-------- MATERIAL SUPPLIED --------
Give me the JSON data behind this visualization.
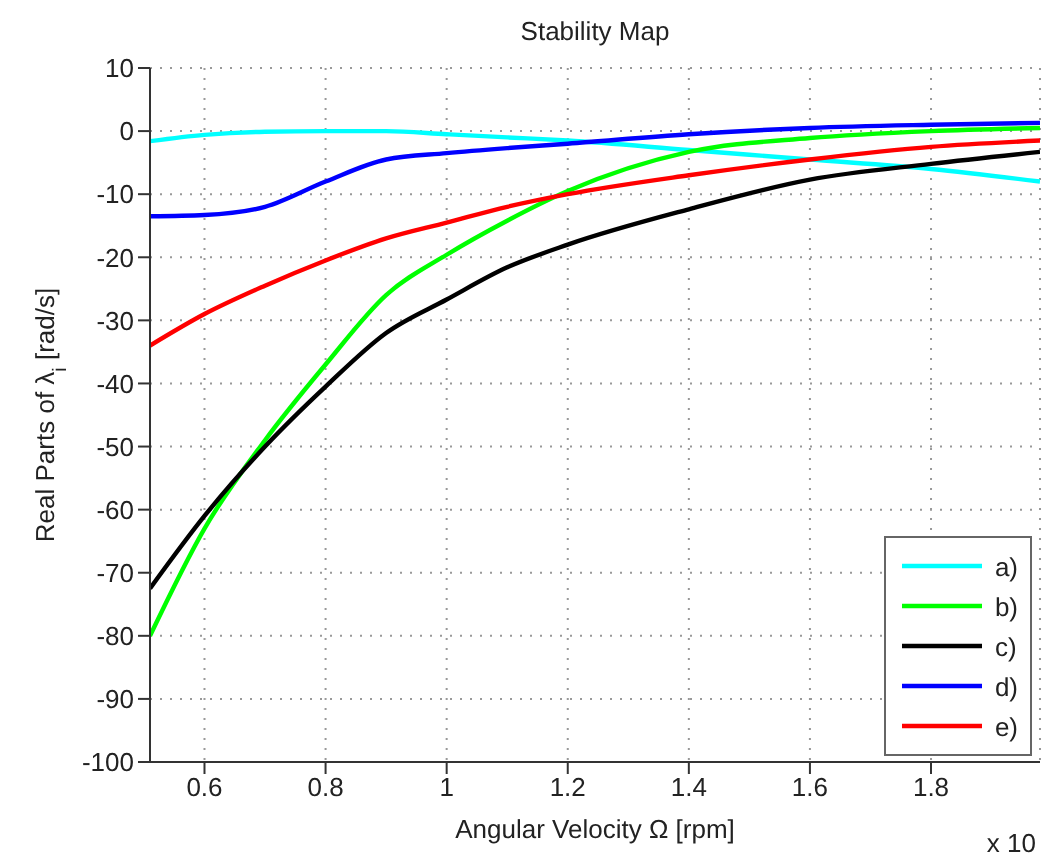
{
  "chart_data": {
    "type": "line",
    "title": "Stability Map",
    "xlabel": "Angular Velocity Ω [rpm]",
    "ylabel": "Real Parts of λ$_{i}$ [rad/s]",
    "x": [
      0.51,
      0.6,
      0.7,
      0.8,
      0.9,
      1.0,
      1.1,
      1.2,
      1.4,
      1.6,
      1.8,
      1.98
    ],
    "series": [
      {
        "name": "a)",
        "color": "#00ffff",
        "values": [
          -1.6,
          -0.6,
          -0.1,
          0,
          0,
          -0.5,
          -1,
          -1.5,
          -3,
          -4.5,
          -6,
          -8
        ]
      },
      {
        "name": "b)",
        "color": "#00ff00",
        "values": [
          -80,
          -63,
          -49,
          -37,
          -26,
          -19.6,
          -14.2,
          -9.5,
          -3.3,
          -1.1,
          0,
          0.5
        ]
      },
      {
        "name": "c)",
        "color": "#000000",
        "values": [
          -72.5,
          -61,
          -50,
          -40.5,
          -32,
          -26.7,
          -21.6,
          -18,
          -12.4,
          -7.7,
          -5.2,
          -3.3
        ]
      },
      {
        "name": "d)",
        "color": "#0000ff",
        "values": [
          -13.5,
          -13.3,
          -12,
          -8,
          -4.5,
          -3.5,
          -2.7,
          -2,
          -0.5,
          0.5,
          1,
          1.3
        ]
      },
      {
        "name": "e)",
        "color": "#ff0000",
        "values": [
          -34,
          -29,
          -24.5,
          -20.5,
          -17,
          -14.5,
          -12,
          -10,
          -7,
          -4.5,
          -2.5,
          -1.5
        ]
      }
    ],
    "xlim": [
      0.51,
      1.98
    ],
    "xticks": [
      {
        "value": 0.6,
        "label": "0.6"
      },
      {
        "value": 0.8,
        "label": "0.8"
      },
      1,
      {
        "value": 1.2,
        "label": "1.2"
      },
      {
        "value": 1.4,
        "label": "1.4"
      },
      {
        "value": 1.6,
        "label": "1.6"
      },
      {
        "value": 1.8,
        "label": "1.8"
      }
    ],
    "ylim": [
      -100,
      10
    ],
    "yticks": [
      -100,
      -90,
      -80,
      -70,
      -60,
      -50,
      -40,
      -30,
      -20,
      -10,
      0,
      10
    ],
    "annotations": [
      "x 10"
    ],
    "grid": true,
    "legend": "bottom right",
    "line_style": "solid",
    "marker": "none"
  }
}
--------
_GIVEN EXERCISE_. Reproduce each line of the records exactly, and omit every picture.

_SOLUTION TO THE PROBLEM_.
Give me the JSON data behind this visualization.
{
  "chart_data": {
    "type": "line",
    "title": "Stability Map",
    "xlabel": "Angular Velocity Ω [rpm]",
    "ylabel": "Real Parts of λ$_{i}$ [rad/s]",
    "x": [
      0.51,
      0.6,
      0.7,
      0.8,
      0.9,
      1.0,
      1.1,
      1.2,
      1.4,
      1.6,
      1.8,
      1.98
    ],
    "series": [
      {
        "name": "a)",
        "color": "#00ffff",
        "values": [
          -1.6,
          -0.6,
          -0.1,
          0,
          0,
          -0.5,
          -1,
          -1.5,
          -3,
          -4.5,
          -6,
          -8
        ]
      },
      {
        "name": "b)",
        "color": "#00ff00",
        "values": [
          -80,
          -63,
          -49,
          -37,
          -26,
          -19.6,
          -14.2,
          -9.5,
          -3.3,
          -1.1,
          0,
          0.5
        ]
      },
      {
        "name": "c)",
        "color": "#000000",
        "values": [
          -72.5,
          -61,
          -50,
          -40.5,
          -32,
          -26.7,
          -21.6,
          -18,
          -12.4,
          -7.7,
          -5.2,
          -3.3
        ]
      },
      {
        "name": "d)",
        "color": "#0000ff",
        "values": [
          -13.5,
          -13.3,
          -12,
          -8,
          -4.5,
          -3.5,
          -2.7,
          -2,
          -0.5,
          0.5,
          1,
          1.3
        ]
      },
      {
        "name": "e)",
        "color": "#ff0000",
        "values": [
          -34,
          -29,
          -24.5,
          -20.5,
          -17,
          -14.5,
          -12,
          -10,
          -7,
          -4.5,
          -2.5,
          -1.5
        ]
      }
    ],
    "xlim": [
      0.51,
      1.98
    ],
    "xticks": [
      {
        "value": 0.6,
        "label": "0.6"
      },
      {
        "value": 0.8,
        "label": "0.8"
      },
      1,
      {
        "value": 1.2,
        "label": "1.2"
      },
      {
        "value": 1.4,
        "label": "1.4"
      },
      {
        "value": 1.6,
        "label": "1.6"
      },
      {
        "value": 1.8,
        "label": "1.8"
      }
    ],
    "ylim": [
      -100,
      10
    ],
    "yticks": [
      -100,
      -90,
      -80,
      -70,
      -60,
      -50,
      -40,
      -30,
      -20,
      -10,
      0,
      10
    ],
    "annotations": [
      "x 10"
    ],
    "grid": true,
    "legend": "bottom right",
    "line_style": "solid",
    "marker": "none"
  }
}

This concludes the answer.